=== Records supplied ===
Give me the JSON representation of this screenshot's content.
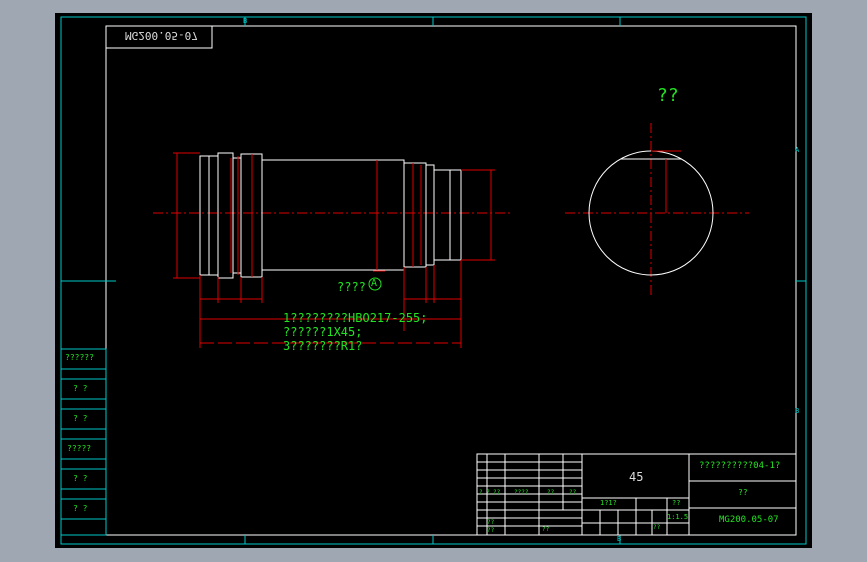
{
  "drawing": {
    "mirrored_number": "MG200.05-07",
    "section_title": "??",
    "datum_marker": "????",
    "datum_letter": "A",
    "notes": [
      "1????????HBO217-255;",
      "??????1X45;",
      "3???????R1?"
    ],
    "zone_letters": {
      "top_b": "B",
      "right_a": "A",
      "right_b": "B",
      "bottom_b": "B"
    }
  },
  "left_table": {
    "rows": [
      "??????",
      "? ?",
      "? ?",
      "?????",
      "? ?",
      "? ?"
    ]
  },
  "title_block": {
    "material": "45",
    "part_name": "??????????04-1?",
    "unit_label": "??",
    "drawing_number": "MG200.05-07",
    "scale_header": "1?1?",
    "scale_header2": "??",
    "scale_value": "1:1.5",
    "revision_headers": [
      "? ?",
      "??",
      "????",
      "??",
      "??"
    ],
    "small_labels": {
      "r1": "??",
      "r2": "??",
      "r3": "??",
      "r4": "??"
    }
  },
  "colors": {
    "frame": "#00c8c8",
    "dimension": "#e00000",
    "text": "#22e322",
    "outline": "#ffffff"
  }
}
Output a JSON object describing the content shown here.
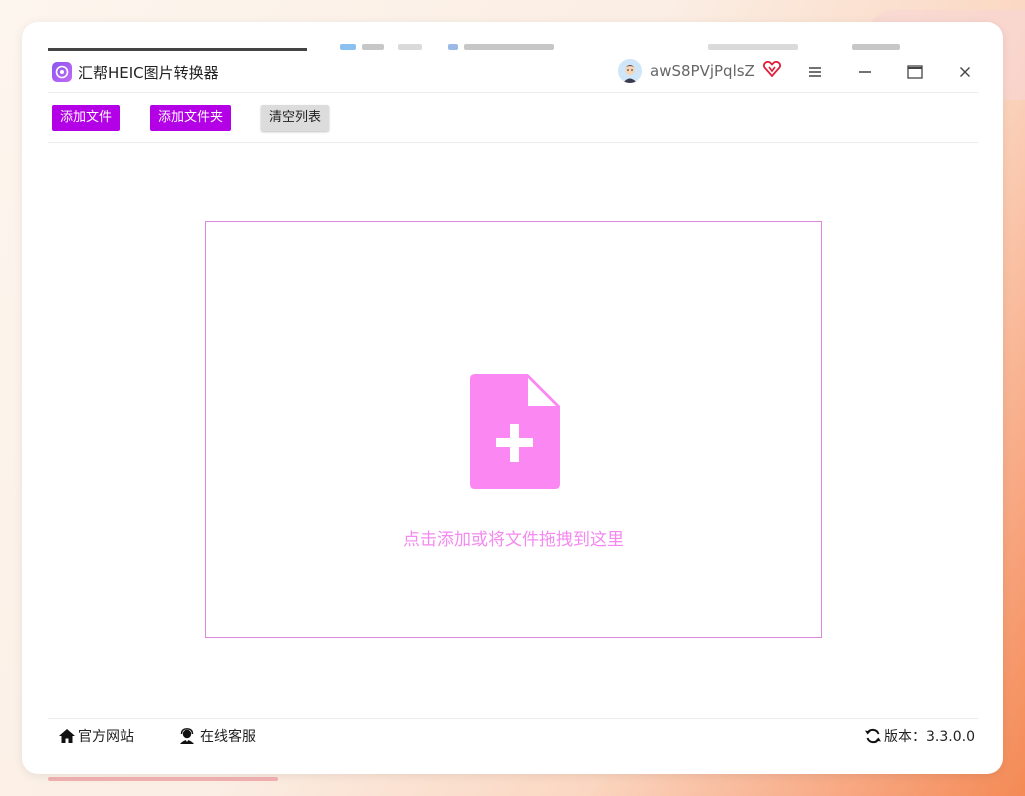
{
  "app": {
    "title": "汇帮HEIC图片转换器",
    "accent": "#b300e6",
    "drop_accent": "#f48af0"
  },
  "user": {
    "name": "awS8PVjPqlsZ"
  },
  "toolbar": {
    "add_files": "添加文件",
    "add_folder": "添加文件夹",
    "clear_list": "清空列表"
  },
  "dropzone": {
    "hint": "点击添加或将文件拖拽到这里",
    "icon": "file-add-icon"
  },
  "statusbar": {
    "website": "官方网站",
    "support": "在线客服",
    "version": "版本：3.3.0.0"
  }
}
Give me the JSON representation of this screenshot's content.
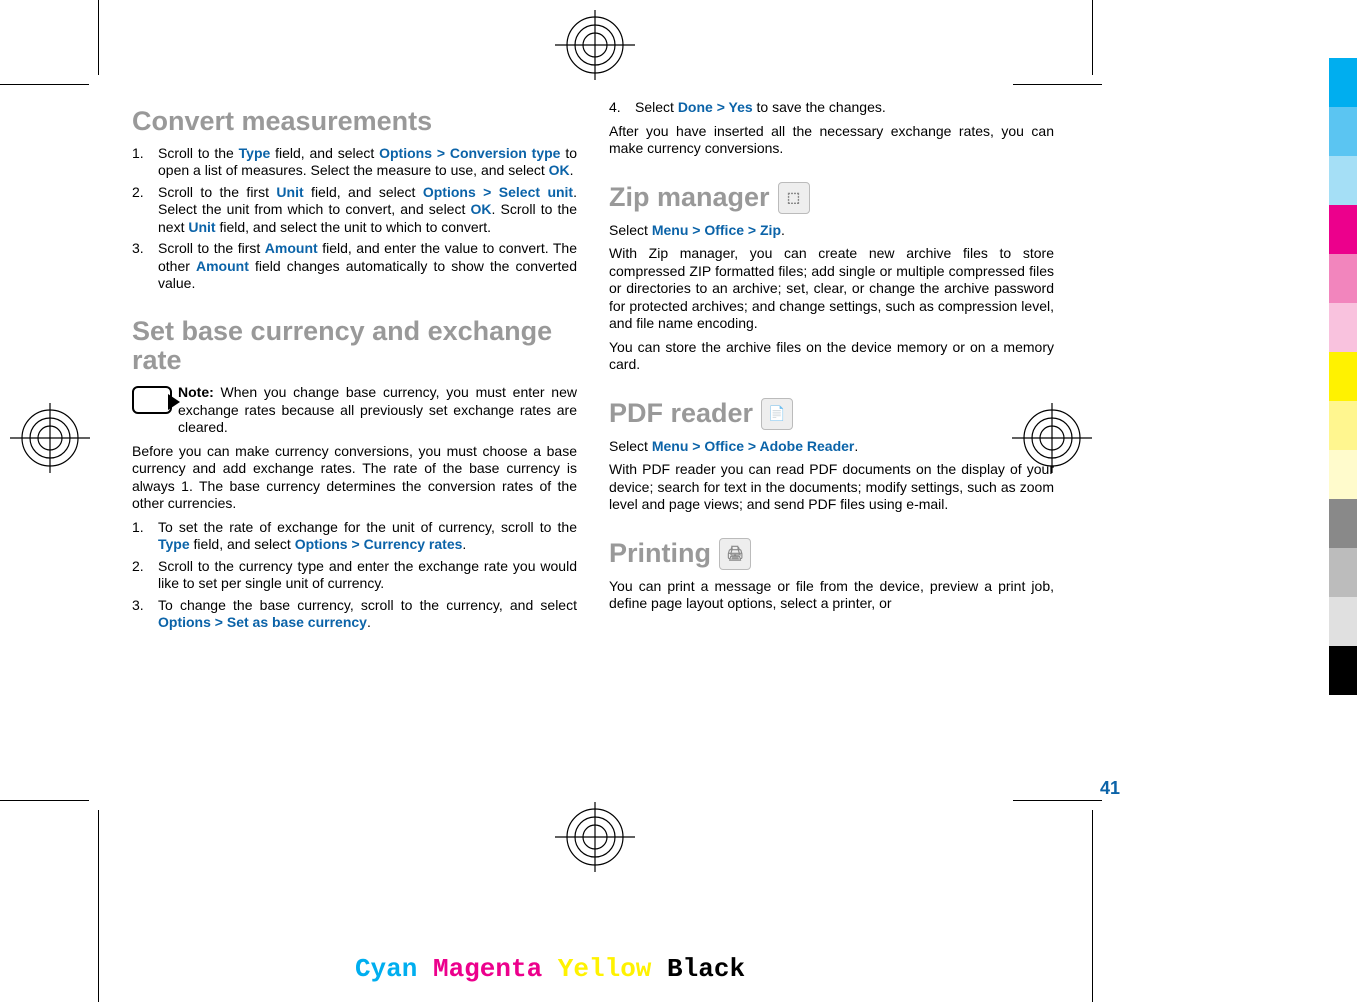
{
  "page_number": "41",
  "headings": {
    "convert": "Convert measurements",
    "setbase": "Set base currency and exchange rate",
    "zip": "Zip manager",
    "pdf": "PDF reader",
    "printing": "Printing"
  },
  "ui": {
    "Type": "Type",
    "Options": "Options",
    "ConversionType": "Conversion type",
    "OK": "OK",
    "Unit": "Unit",
    "SelectUnit": "Select unit",
    "Amount": "Amount",
    "CurrencyRates": "Currency rates",
    "SetAsBase": "Set as base currency",
    "Done": "Done",
    "Yes": "Yes",
    "Menu": "Menu",
    "Office": "Office",
    "Zip": "Zip",
    "AdobeReader": "Adobe Reader"
  },
  "txt": {
    "c1a": "Scroll to the ",
    "c1b": " field, and select ",
    "c1c": " to open a list of measures. Select the measure to use, and select ",
    "c2a": "Scroll to the first ",
    "c2b": " field, and select ",
    "c2c": ". Select the unit from which to convert, and select ",
    "c2d": ". Scroll to the next ",
    "c2e": " field, and select the unit to which to convert.",
    "c3a": "Scroll to the first ",
    "c3b": " field, and enter the value to convert. The other ",
    "c3c": " field changes automatically to show the converted value.",
    "noteLabel": "Note: ",
    "noteBody": "When you change base currency, you must enter new exchange rates because all previously set exchange rates are cleared.",
    "b1": "Before you can make currency conversions, you must choose a base currency and add exchange rates. The rate of the base currency is always 1. The base currency determines the conversion rates of the other currencies.",
    "r1a": "To set the rate of exchange for the unit of currency, scroll to the ",
    "r1b": " field, and select ",
    "r2": "Scroll to the currency type and enter the exchange rate you would like to set per single unit of currency.",
    "r3a": "To change the base currency, scroll to the currency, and select ",
    "r4a": "Select ",
    "r4b": " to save the changes.",
    "afterRates": "After you have inserted all the necessary exchange rates, you can make currency conversions.",
    "zipSelect": "Select ",
    "zipBody": "With Zip manager, you can create new archive files to store compressed ZIP formatted files; add single or multiple compressed files or directories to an archive; set, clear, or change the archive password for protected archives; and change settings, such as compression level, and file name encoding.",
    "zipStore": "You can store the archive files on the device memory or on a memory card.",
    "pdfSelect": "Select ",
    "pdfBody": "With PDF reader you can read PDF documents on the display of your device; search for text in the documents; modify settings, such as zoom level and page views; and send PDF files using e-mail.",
    "printBody": "You can print a message or file from the device, preview a print job, define page layout options, select a printer, or"
  },
  "colorbar": [
    "#00aeef",
    "#5bc5f2",
    "#a5dff6",
    "#ec008c",
    "#f285bd",
    "#f9c2de",
    "#fff200",
    "#fff68f",
    "#fffbcc",
    "#898989",
    "#bcbcbc",
    "#e0e0e0",
    "#000000"
  ],
  "labels": {
    "cyan": "Cyan",
    "magenta": "Magenta",
    "yellow": "Yellow",
    "black": "Black"
  }
}
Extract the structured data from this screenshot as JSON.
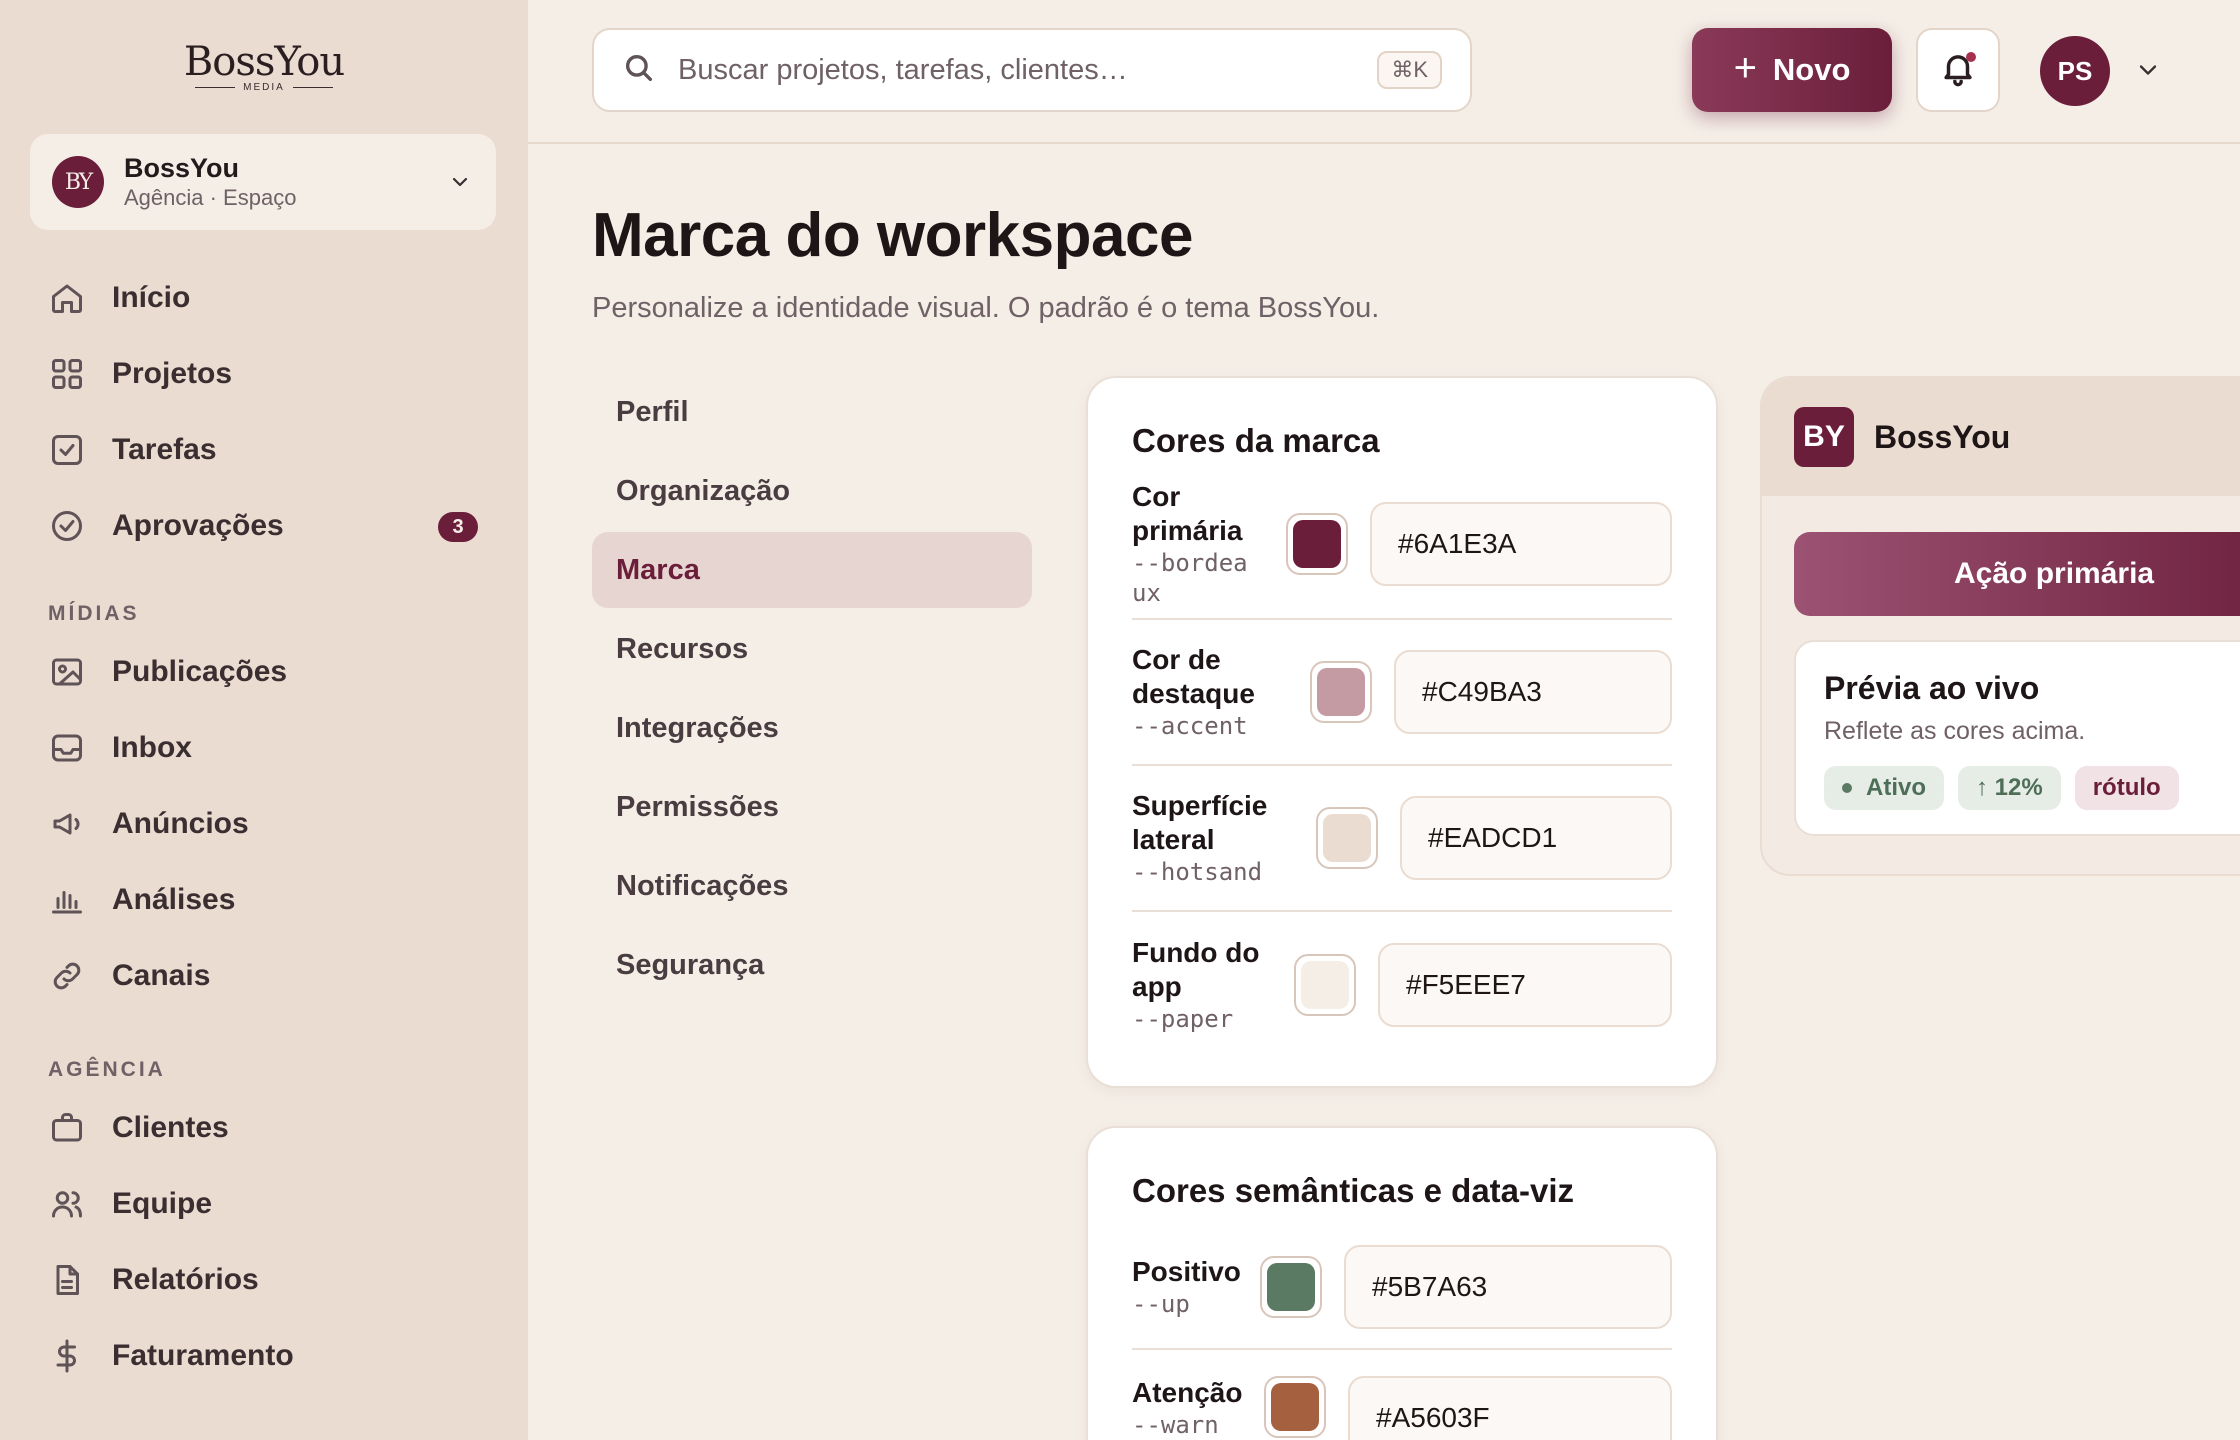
{
  "brand": {
    "wordmark": "BossYou",
    "sub": "MEDIA"
  },
  "workspace": {
    "initials": "BY",
    "name": "BossYou",
    "type": "Agência · Espaço"
  },
  "sidebar": {
    "main": [
      {
        "label": "Início",
        "icon": "home-icon"
      },
      {
        "label": "Projetos",
        "icon": "grid-icon"
      },
      {
        "label": "Tarefas",
        "icon": "checkbox-icon"
      },
      {
        "label": "Aprovações",
        "icon": "check-circle-icon",
        "badge": "3"
      }
    ],
    "media_title": "MÍDIAS",
    "media": [
      {
        "label": "Publicações",
        "icon": "image-icon"
      },
      {
        "label": "Inbox",
        "icon": "inbox-icon"
      },
      {
        "label": "Anúncios",
        "icon": "megaphone-icon"
      },
      {
        "label": "Análises",
        "icon": "bar-chart-icon"
      },
      {
        "label": "Canais",
        "icon": "link-icon"
      }
    ],
    "agency_title": "AGÊNCIA",
    "agency": [
      {
        "label": "Clientes",
        "icon": "briefcase-icon"
      },
      {
        "label": "Equipe",
        "icon": "users-icon"
      },
      {
        "label": "Relatórios",
        "icon": "document-icon"
      },
      {
        "label": "Faturamento",
        "icon": "dollar-icon"
      }
    ]
  },
  "topbar": {
    "search_placeholder": "Buscar projetos, tarefas, clientes…",
    "shortcut": "⌘K",
    "new_label": "Novo",
    "user_initials": "PS"
  },
  "page": {
    "title": "Marca do workspace",
    "subtitle": "Personalize a identidade visual. O padrão é o tema BossYou."
  },
  "settings_nav": {
    "items": [
      "Perfil",
      "Organização",
      "Marca",
      "Recursos",
      "Integrações",
      "Permissões",
      "Notificações",
      "Segurança"
    ],
    "active": "Marca"
  },
  "brand_colors": {
    "title": "Cores da marca",
    "rows": [
      {
        "name": "Cor primária",
        "var": "--bordeaux",
        "hex": "#6A1E3A"
      },
      {
        "name": "Cor de destaque",
        "var": "--accent",
        "hex": "#C49BA3"
      },
      {
        "name": "Superfície lateral",
        "var": "--hotsand",
        "hex": "#EADCD1"
      },
      {
        "name": "Fundo do app",
        "var": "--paper",
        "hex": "#F5EEE7"
      }
    ]
  },
  "semantic_colors": {
    "title": "Cores semânticas e data-viz",
    "rows": [
      {
        "name": "Positivo",
        "var": "--up",
        "hex": "#5B7A63"
      },
      {
        "name": "Atenção",
        "var": "--warn",
        "hex": "#A5603F"
      }
    ]
  },
  "preview": {
    "initials": "BY",
    "name": "BossYou",
    "primary_action": "Ação primária",
    "card_title": "Prévia ao vivo",
    "card_sub": "Reflete as cores acima.",
    "tags": {
      "status": "Ativo",
      "trend": "↑ 12%",
      "label": "rótulo"
    }
  }
}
===
**What is needed:** Copy all lines from the listing that contain "store".

**Output for this task:**
    "zipBody": "With Zip manager, you can create new archive files to store compressed ZIP formatted files; add single or multiple compressed files or directories to an archive; set, clear, or change the archive password for protected archives; and change settings, such as compression level, and file name encoding.",
    "zipStore": "You can store the archive files on the device memory or on a memory card.",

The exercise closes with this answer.